• **Problem details**: Transcribe every line exactly. Leave the pictures behind.

Collection entries
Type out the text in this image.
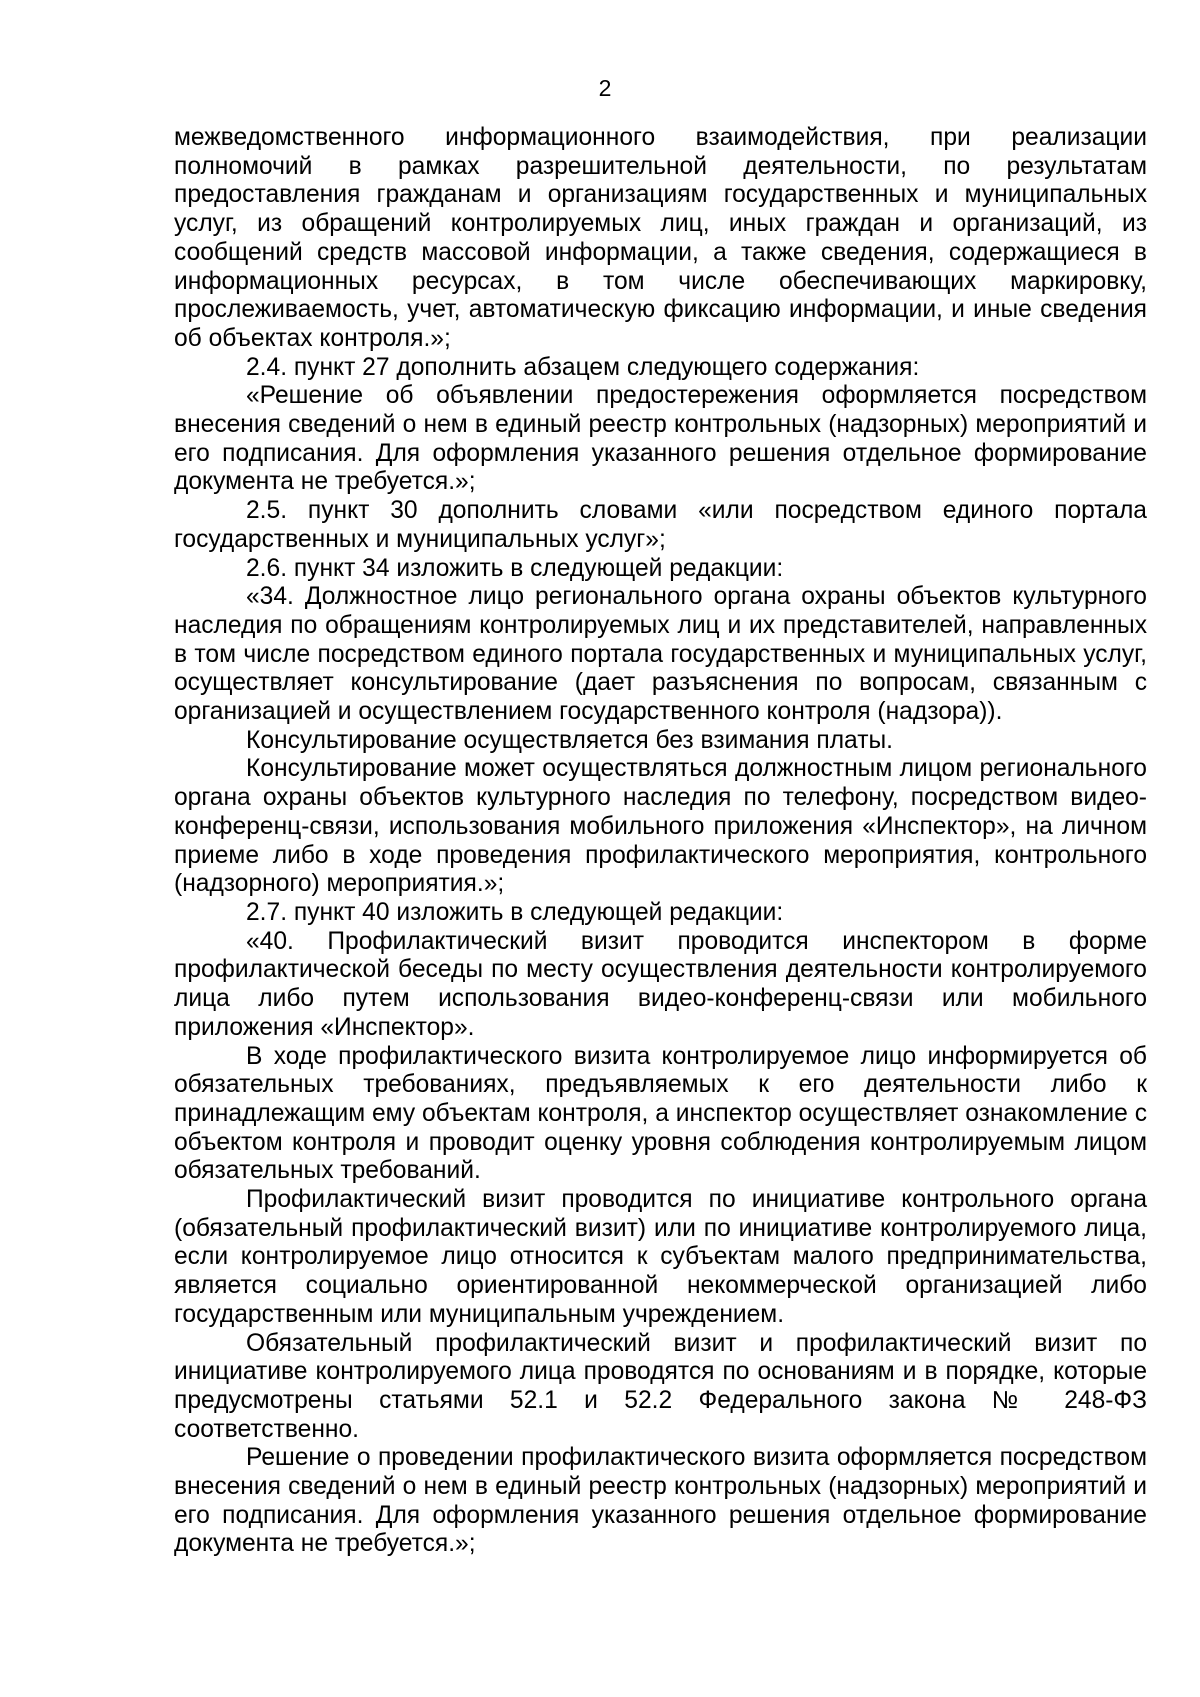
2

межведомственного информационного взаимодействия, при реализации полномочий в рамках разрешительной деятельности, по результатам предоставления гражданам и организациям государственных и муниципальных услуг, из обращений контролируемых лиц, иных граждан и организаций, из сообщений средств массовой информации, а также сведения, содержащиеся в информационных ресурсах, в том числе обеспечивающих маркировку, прослеживаемость, учет, автоматическую фиксацию информации, и иные сведения об объектах контроля.»;

2.4. пункт 27 дополнить абзацем следующего содержания:

«Решение об объявлении предостережения оформляется посредством внесения сведений о нем в единый реестр контрольных (надзорных) мероприятий и его подписания. Для оформления указанного решения отдельное формирование документа не требуется.»;

2.5. пункт 30 дополнить словами «или посредством единого портала государственных и муниципальных услуг»;

2.6. пункт 34 изложить в следующей редакции:

«34. Должностное лицо регионального органа охраны объектов культурного наследия по обращениям контролируемых лиц и их представителей, направленных в том числе посредством единого портала государственных и муниципальных услуг, осуществляет консультирование (дает разъяснения по вопросам, связанным с организацией и осуществлением государственного контроля (надзора)).

Консультирование осуществляется без взимания платы.

Консультирование может осуществляться должностным лицом регионального органа охраны объектов культурного наследия по телефону, посредством видео-конференц-связи, использования мобильного приложения «Инспектор», на личном приеме либо в ходе проведения профилактического мероприятия, контрольного (надзорного) мероприятия.»;

2.7. пункт 40 изложить в следующей редакции:

«40. Профилактический визит проводится инспектором в форме профилактической беседы по месту осуществления деятельности контролируемого лица либо путем использования видео-конференц-связи или мобильного приложения «Инспектор».

В ходе профилактического визита контролируемое лицо информируется об обязательных требованиях, предъявляемых к его деятельности либо к принадлежащим ему объектам контроля, а инспектор осуществляет ознакомление с объектом контроля и проводит оценку уровня соблюдения контролируемым лицом обязательных требований.

Профилактический визит проводится по инициативе контрольного органа (обязательный профилактический визит) или по инициативе контролируемого лица, если контролируемое лицо относится к субъектам малого предпринимательства, является социально ориентированной некоммерческой организацией либо государственным или муниципальным учреждением.

Обязательный профилактический визит и профилактический визит по инициативе контролируемого лица проводятся по основаниям и в порядке, которые предусмотрены статьями 52.1 и 52.2 Федерального закона № 248-ФЗ соответственно.

Решение о проведении профилактического визита оформляется посредством внесения сведений о нем в единый реестр контрольных (надзорных) мероприятий и его подписания. Для оформления указанного решения отдельное формирование документа не требуется.»;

• **Answer**:
Type out the text in this image.
2

межведомственного информационного взаимодействия, при реализации полномочий в рамках разрешительной деятельности, по результатам предоставления гражданам и организациям государственных и муниципальных услуг, из обращений контролируемых лиц, иных граждан и организаций, из сообщений средств массовой информации, а также сведения, содержащиеся в информационных ресурсах, в том числе обеспечивающих маркировку, прослеживаемость, учет, автоматическую фиксацию информации, и иные сведения об объектах контроля.»;

2.4. пункт 27 дополнить абзацем следующего содержания:

«Решение об объявлении предостережения оформляется посредством внесения сведений о нем в единый реестр контрольных (надзорных) мероприятий и его подписания. Для оформления указанного решения отдельное формирование документа не требуется.»;

2.5. пункт 30 дополнить словами «или посредством единого портала государственных и муниципальных услуг»;

2.6. пункт 34 изложить в следующей редакции:

«34. Должностное лицо регионального органа охраны объектов культурного наследия по обращениям контролируемых лиц и их представителей, направленных в том числе посредством единого портала государственных и муниципальных услуг, осуществляет консультирование (дает разъяснения по вопросам, связанным с организацией и осуществлением государственного контроля (надзора)).

Консультирование осуществляется без взимания платы.

Консультирование может осуществляться должностным лицом регионального органа охраны объектов культурного наследия по телефону, посредством видео-конференц-связи, использования мобильного приложения «Инспектор», на личном приеме либо в ходе проведения профилактического мероприятия, контрольного (надзорного) мероприятия.»;

2.7. пункт 40 изложить в следующей редакции:

«40. Профилактический визит проводится инспектором в форме профилактической беседы по месту осуществления деятельности контролируемого лица либо путем использования видео-конференц-связи или мобильного приложения «Инспектор».

В ходе профилактического визита контролируемое лицо информируется об обязательных требованиях, предъявляемых к его деятельности либо к принадлежащим ему объектам контроля, а инспектор осуществляет ознакомление с объектом контроля и проводит оценку уровня соблюдения контролируемым лицом обязательных требований.

Профилактический визит проводится по инициативе контрольного органа (обязательный профилактический визит) или по инициативе контролируемого лица, если контролируемое лицо относится к субъектам малого предпринимательства, является социально ориентированной некоммерческой организацией либо государственным или муниципальным учреждением.

Обязательный профилактический визит и профилактический визит по инициативе контролируемого лица проводятся по основаниям и в порядке, которые предусмотрены статьями 52.1 и 52.2 Федерального закона № 248-ФЗ соответственно.

Решение о проведении профилактического визита оформляется посредством внесения сведений о нем в единый реестр контрольных (надзорных) мероприятий и его подписания. Для оформления указанного решения отдельное формирование документа не требуется.»;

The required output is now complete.